Collected data entries -
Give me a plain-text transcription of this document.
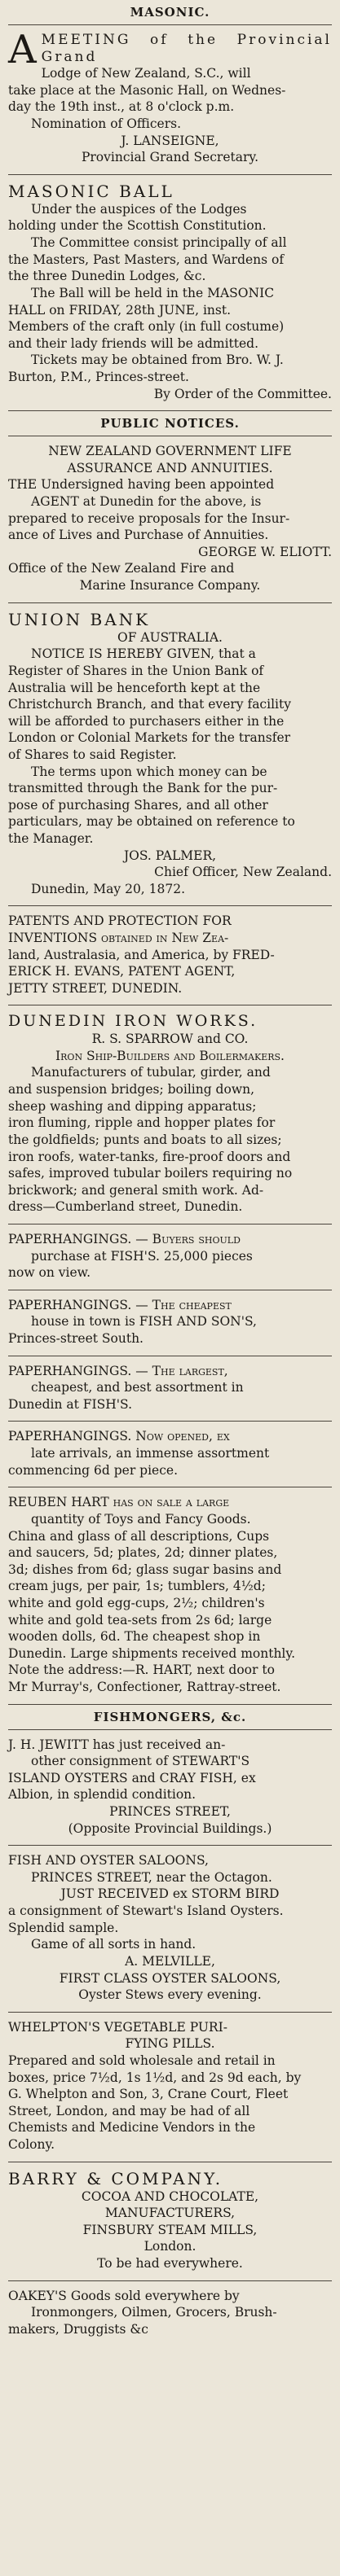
MASONIC.

AMEETING of the Provincial Grand

Lodge of New Zealand, S.C., will

take place at the Masonic Hall, on Wednes-

day the 19th inst., at 8 o'clock p.m.

Nomination of Officers.

J. LANSEIGNE,

Provincial Grand Secretary.

MASONIC BALL

Under the auspices of the Lodges

holding under the Scottish Constitution.

The Committee consist principally of all

the Masters, Past Masters, and Wardens of

the three Dunedin Lodges, &c.

The Ball will be held in the MASONIC

HALL on FRIDAY, 28th JUNE, inst.

Members of the craft only (in full costume)

and their lady friends will be admitted.

Tickets may be obtained from Bro. W. J.

Burton, P.M., Princes-street.

By Order of the Committee.

PUBLIC NOTICES.

NEW ZEALAND GOVERNMENT LIFE

ASSURANCE AND ANNUITIES.

THE Undersigned having been appointed

AGENT at Dunedin for the above, is

prepared to receive proposals for the Insur-

ance of Lives and Purchase of Annuities.

GEORGE W. ELIOTT.

Office of the New Zealand Fire and

Marine Insurance Company.

UNION BANK

OF AUSTRALIA.

NOTICE IS HEREBY GIVEN, that a

Register of Shares in the Union Bank of

Australia will be henceforth kept at the

Christchurch Branch, and that every facility

will be afforded to purchasers either in the

London or Colonial Markets for the transfer

of Shares to said Register.

The terms upon which money can be

transmitted through the Bank for the pur-

pose of purchasing Shares, and all other

particulars, may be obtained on reference to

the Manager.

JOS. PALMER,

Chief Officer, New Zealand.

Dunedin, May 20, 1872.

PATENTS AND PROTECTION FOR

INVENTIONS obtained in New Zea-

land, Australasia, and America, by FRED-

ERICK H. EVANS, PATENT AGENT,

JETTY STREET, DUNEDIN.

DUNEDIN IRON WORKS.

R. S. SPARROW and CO.

Iron Ship-Builders and Boilermakers.

Manufacturers of tubular, girder, and

and suspension bridges; boiling down,

sheep washing and dipping apparatus;

iron fluming, ripple and hopper plates for

the goldfields; punts and boats to all sizes;

iron roofs, water-tanks, fire-proof doors and

safes, improved tubular boilers requiring no

brickwork; and general smith work. Ad-

dress—Cumberland street, Dunedin.

PAPERHANGINGS. — Buyers should

purchase at FISH'S. 25,000 pieces

now on view.

PAPERHANGINGS. — The cheapest

house in town is FISH AND SON'S,

Princes-street South.

PAPERHANGINGS. — The largest,

cheapest, and best assortment in

Dunedin at FISH'S.

PAPERHANGINGS. Now opened, ex

late arrivals, an immense assortment

commencing 6d per piece.

REUBEN HART has on sale a large

quantity of Toys and Fancy Goods.

China and glass of all descriptions, Cups

and saucers, 5d; plates, 2d; dinner plates,

3d; dishes from 6d; glass sugar basins and

cream jugs, per pair, 1s; tumblers, 4½d;

white and gold egg-cups, 2½; children's

white and gold tea-sets from 2s 6d; large

wooden dolls, 6d. The cheapest shop in

Dunedin. Large shipments received monthly.

Note the address:—R. HART, next door to

Mr Murray's, Confectioner, Rattray-street.

FISHMONGERS, &c.

J. H. JEWITT has just received an-

other consignment of STEWART'S

ISLAND OYSTERS and CRAY FISH, ex

Albion, in splendid condition.

PRINCES STREET,

(Opposite Provincial Buildings.)

FISH AND OYSTER SALOONS,

PRINCES STREET, near the Octagon.

JUST RECEIVED ex STORM BIRD

a consignment of Stewart's Island Oysters.

Splendid sample.

Game of all sorts in hand.

A. MELVILLE,

FIRST CLASS OYSTER SALOONS,

Oyster Stews every evening.

WHELPTON'S VEGETABLE PURI-

FYING PILLS.

Prepared and sold wholesale and retail in

boxes, price 7½d, 1s 1½d, and 2s 9d each, by

G. Whelpton and Son, 3, Crane Court, Fleet

Street, London, and may be had of all

Chemists and Medicine Vendors in the

Colony.

BARRY & COMPANY.

COCOA AND CHOCOLATE,

MANUFACTURERS,

FINSBURY STEAM MILLS,

London.

To be had everywhere.

OAKEY'S Goods sold everywhere by

Ironmongers, Oilmen, Grocers, Brush-

makers, Druggists &c
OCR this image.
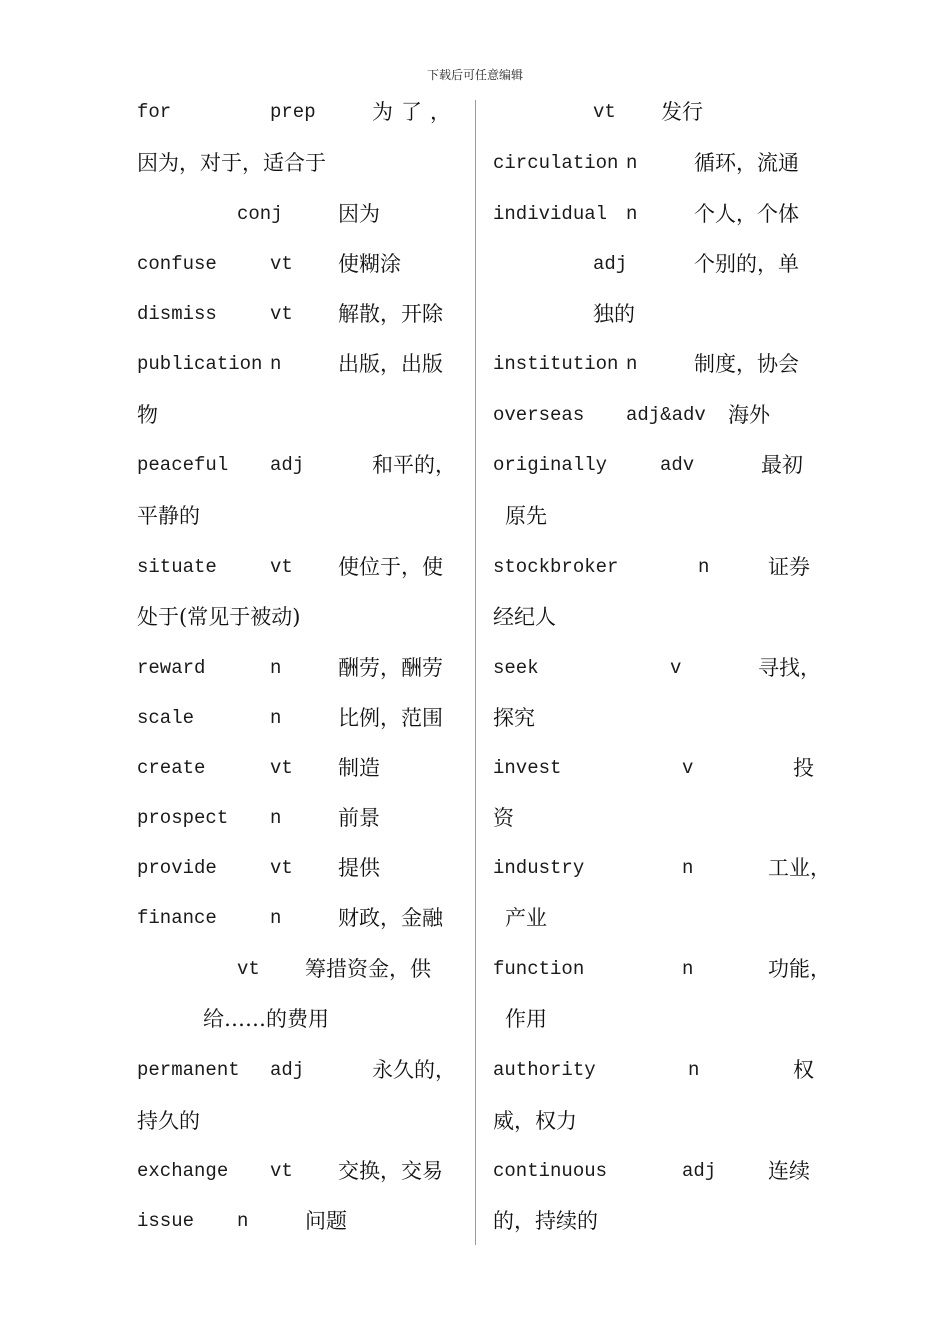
下载后可任意编辑
for	prep	为了，
因为，对于，适合于
conj	因为
confuse	vt 使糊涂
dismiss	vt 解散，开除
publication n	出版，出版
物
peaceful adj	和平的，
平静的
situate	vt 使位于，使
处于(常见于被动)
reward	n	酬劳，酬劳
scale	n	比例，范围
create	vt 制造
prospect n	前景
provide	vt 提供
finance	n	财政，金融
vt 筹措资金，供
给……的费用
permanent adj	永久的，
持久的
exchange vt 交换，交易
issue n	问题
vt 发行
circulation n	循环，流通
individual n	个人，个体
adj	个别的，单
独的
institution n	制度，协会
overseas adj&adv 海外
originally	adv	最初
原先
stockbroker	n	证券
经纪人
seek	v	寻找，
探究
invest	v	投
资
industry	n	工业，
产业
function	n	功能，
作用
authority	n	权
威，权力
continuous	adj 连续
的，持续的
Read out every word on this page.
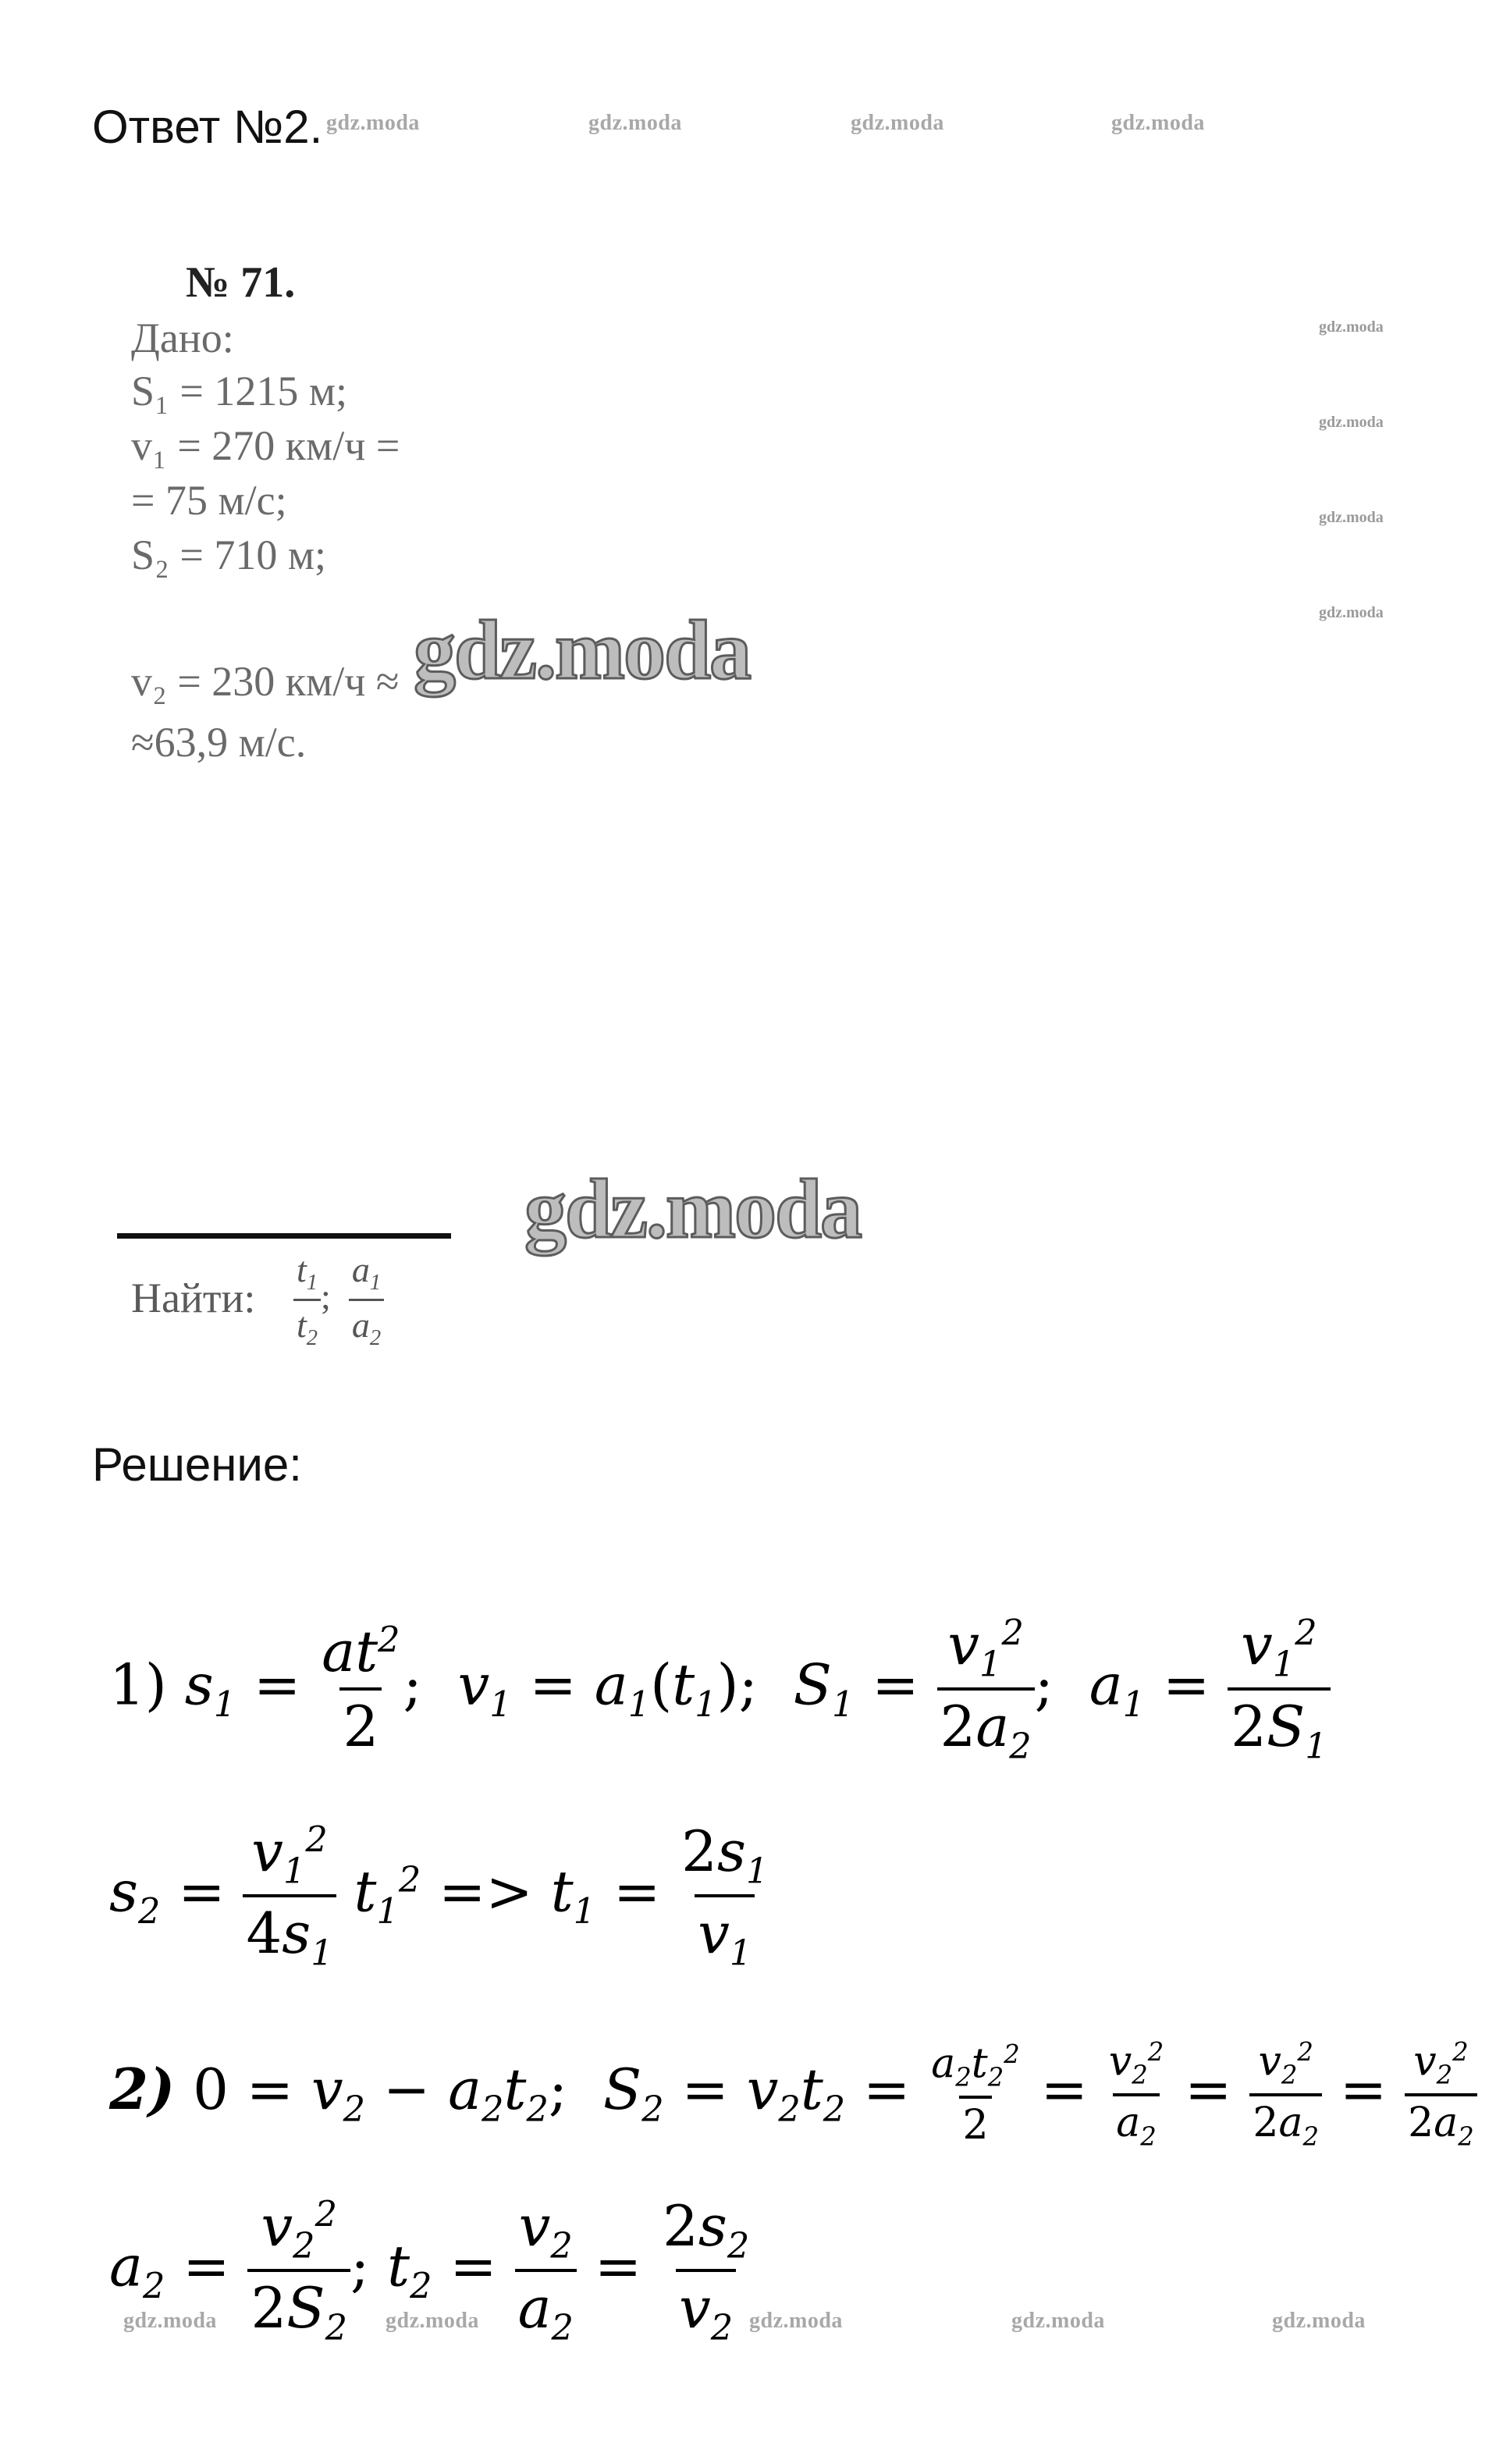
Ответ №2. gdz.moda	gdz.moda	gdz.moda	gdz.moda
gdz.moda
gdz.moda
gdz.moda
gdz.moda
№ 71.
Дано:
S₁ = 1215 м;
v₁ = 270 км/ч =
= 75 м/с;
S₂ = 710 м;
v₂ = 230 км/ч ≈
≈63,9 м/с.
gdz.moda
gdz.moda
Найти: $\frac{t_1}{t_2}$ ; $\frac{a_1}{a_2}$
Решение:
1) $s_1 = \frac{at^2}{2}$ ;  $v_1 = a_1(t_1)$;  $S_1 = \frac{v_1^2}{2a_2}$ ;  $a_1 = \frac{v_1^2}{2S_1}$
$s_2 = \frac{v_1^2}{4s_1} t_1^2 => t_1 = \frac{2s_1}{v_1}$
2) $0 = v_2 - a_2t_2$;  $S_2 = v_2t_2 = \frac{a_2t_2^2}{2} = \frac{v_2^2}{a_2} = \frac{v_2^2}{2a_2} = \frac{v_2^2}{2a_2}$
$a_2 = \frac{v_2^2}{2S_2}$ ; $t_2 = \frac{v_2}{a_2} = \frac{2s_2}{v_2}$
gdz.moda	gdz.moda	gdz.moda	gdz.moda	gdz.moda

WHAT IS BEING ASKED -
Check each line of the records for the word "this" and extract those that contain it.

SOLUTION TO THE EXERCISE -
Give me a plain-text transcription of this document.
OCR this image.
Read out every word on this page.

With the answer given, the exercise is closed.